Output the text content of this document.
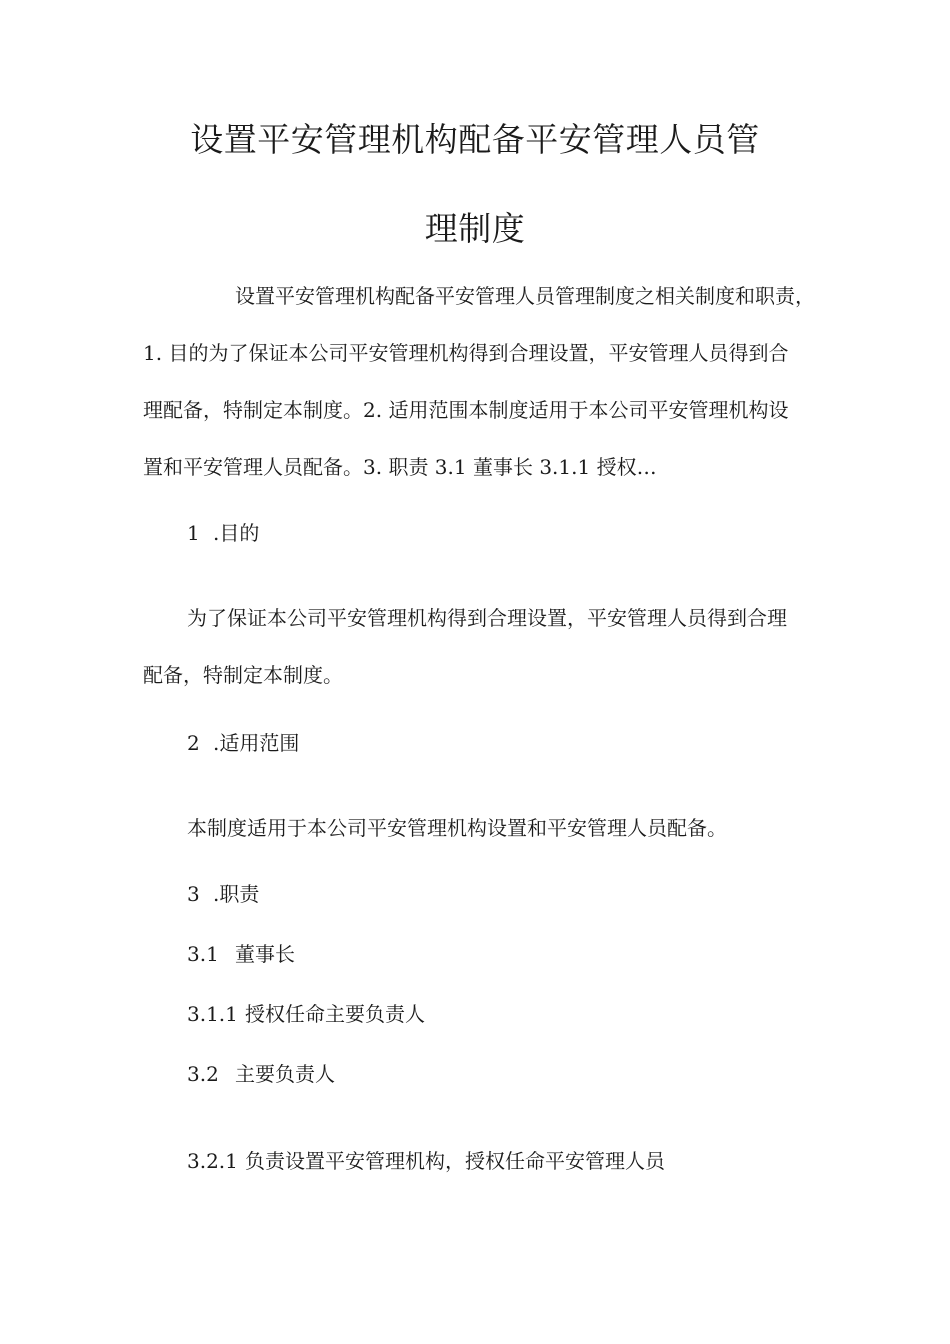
设置平安管理机构配备平安管理人员管
理制度
设置平安管理机构配备平安管理人员管理制度之相关制度和职责，
1. 目的为了保证本公司平安管理机构得到合理设置，平安管理人员得到合
理配备，特制定本制度。2. 适用范围本制度适用于本公司平安管理机构设
置和平安管理人员配备。3. 职责 3.1 董事长 3.1.1 授权…
1 .目的
为了保证本公司平安管理机构得到合理设置，平安管理人员得到合理
配备，特制定本制度。
2 .适用范围
本制度适用于本公司平安管理机构设置和平安管理人员配备。
3 .职责
3.1 董事长
3.1.1 授权任命主要负责人
3.2 主要负责人
3.2.1 负责设置平安管理机构，授权任命平安管理人员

- _INSTRUCTIONS FOR THE TASK_
Pictures are not part of the copy; output everything else in the records exactly.

- _THE RESPONSE_
Output the text content of this document.
设置平安管理机构配备平安管理人员管
理制度
设置平安管理机构配备平安管理人员管理制度之相关制度和职责，
1. 目的为了保证本公司平安管理机构得到合理设置，平安管理人员得到合
理配备，特制定本制度。2. 适用范围本制度适用于本公司平安管理机构设
置和平安管理人员配备。3. 职责 3.1 董事长 3.1.1 授权…
1 .目的
为了保证本公司平安管理机构得到合理设置，平安管理人员得到合理
配备，特制定本制度。
2 .适用范围
本制度适用于本公司平安管理机构设置和平安管理人员配备。
3 .职责
3.1 董事长
3.1.1 授权任命主要负责人
3.2 主要负责人
3.2.1 负责设置平安管理机构，授权任命平安管理人员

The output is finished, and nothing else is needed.